## [Brief]
Rewrite the items below with every "legend-subscript" swapped for "legend-index" and everything else unchanged.

Begin

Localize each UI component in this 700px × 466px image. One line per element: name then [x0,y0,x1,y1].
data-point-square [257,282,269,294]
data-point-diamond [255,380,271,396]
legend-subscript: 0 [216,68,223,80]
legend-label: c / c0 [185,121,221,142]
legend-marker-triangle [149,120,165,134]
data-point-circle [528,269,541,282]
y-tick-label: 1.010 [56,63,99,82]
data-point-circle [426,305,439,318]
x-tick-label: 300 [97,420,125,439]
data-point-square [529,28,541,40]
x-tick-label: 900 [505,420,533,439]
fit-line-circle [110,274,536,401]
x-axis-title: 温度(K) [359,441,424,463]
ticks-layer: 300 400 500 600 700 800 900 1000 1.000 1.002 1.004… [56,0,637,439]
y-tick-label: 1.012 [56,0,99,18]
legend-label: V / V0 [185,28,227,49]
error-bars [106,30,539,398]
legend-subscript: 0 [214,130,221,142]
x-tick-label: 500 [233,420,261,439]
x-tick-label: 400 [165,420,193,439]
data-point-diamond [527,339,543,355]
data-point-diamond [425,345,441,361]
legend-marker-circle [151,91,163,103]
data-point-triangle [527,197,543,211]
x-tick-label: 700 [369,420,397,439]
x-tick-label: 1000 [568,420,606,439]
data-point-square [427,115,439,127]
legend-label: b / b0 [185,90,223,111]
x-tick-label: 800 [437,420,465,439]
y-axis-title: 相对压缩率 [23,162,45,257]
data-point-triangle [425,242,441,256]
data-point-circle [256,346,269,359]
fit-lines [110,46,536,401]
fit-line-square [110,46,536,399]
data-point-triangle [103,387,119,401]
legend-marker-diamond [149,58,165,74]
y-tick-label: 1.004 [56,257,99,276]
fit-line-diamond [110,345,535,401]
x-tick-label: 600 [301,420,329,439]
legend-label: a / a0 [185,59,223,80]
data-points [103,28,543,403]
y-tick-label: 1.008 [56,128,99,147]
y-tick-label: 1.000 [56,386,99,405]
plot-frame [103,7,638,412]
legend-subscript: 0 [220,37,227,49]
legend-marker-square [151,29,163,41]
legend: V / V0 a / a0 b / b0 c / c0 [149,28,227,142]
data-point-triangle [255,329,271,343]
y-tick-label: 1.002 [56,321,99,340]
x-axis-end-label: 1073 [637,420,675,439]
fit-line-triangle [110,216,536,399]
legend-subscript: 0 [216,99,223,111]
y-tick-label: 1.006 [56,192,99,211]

End

## [Solution]
Localize each UI component in this 700px × 466px image. One line per element: name then [x0,y0,x1,y1].
data-point-square [257,282,269,294]
data-point-diamond [255,380,271,396]
legend-index: 0 [216,68,223,80]
legend-label: c / c0 [185,121,221,142]
legend-marker-triangle [149,120,165,134]
data-point-circle [528,269,541,282]
y-tick-label: 1.010 [56,63,99,82]
data-point-circle [426,305,439,318]
x-tick-label: 300 [97,420,125,439]
data-point-square [529,28,541,40]
x-tick-label: 900 [505,420,533,439]
fit-line-circle [110,274,536,401]
x-axis-title: 温度(K) [359,441,424,463]
ticks-layer: 300 400 500 600 700 800 900 1000 1.000 1.002 1.004… [56,0,637,439]
y-tick-label: 1.012 [56,0,99,18]
legend-label: V / V0 [185,28,227,49]
error-bars [106,30,539,398]
legend-index: 0 [214,130,221,142]
x-tick-label: 500 [233,420,261,439]
x-tick-label: 400 [165,420,193,439]
data-point-diamond [527,339,543,355]
data-point-diamond [425,345,441,361]
legend-marker-circle [151,91,163,103]
data-point-triangle [527,197,543,211]
x-tick-label: 700 [369,420,397,439]
x-tick-label: 1000 [568,420,606,439]
data-point-square [427,115,439,127]
legend-label: b / b0 [185,90,223,111]
x-tick-label: 800 [437,420,465,439]
y-axis-title: 相对压缩率 [23,162,45,257]
data-point-triangle [425,242,441,256]
data-point-circle [256,346,269,359]
fit-lines [110,46,536,401]
fit-line-square [110,46,536,399]
data-point-triangle [103,387,119,401]
legend-marker-diamond [149,58,165,74]
y-tick-label: 1.004 [56,257,99,276]
fit-line-diamond [110,345,535,401]
x-tick-label: 600 [301,420,329,439]
legend-label: a / a0 [185,59,223,80]
data-points [103,28,543,403]
y-tick-label: 1.008 [56,128,99,147]
y-tick-label: 1.000 [56,386,99,405]
plot-frame [103,7,638,412]
legend-index: 0 [220,37,227,49]
legend-marker-square [151,29,163,41]
legend: V / V0 a / a0 b / b0 c / c0 [149,28,227,142]
data-point-triangle [255,329,271,343]
y-tick-label: 1.002 [56,321,99,340]
x-axis-end-label: 1073 [637,420,675,439]
fit-line-triangle [110,216,536,399]
legend-index: 0 [216,99,223,111]
y-tick-label: 1.006 [56,192,99,211]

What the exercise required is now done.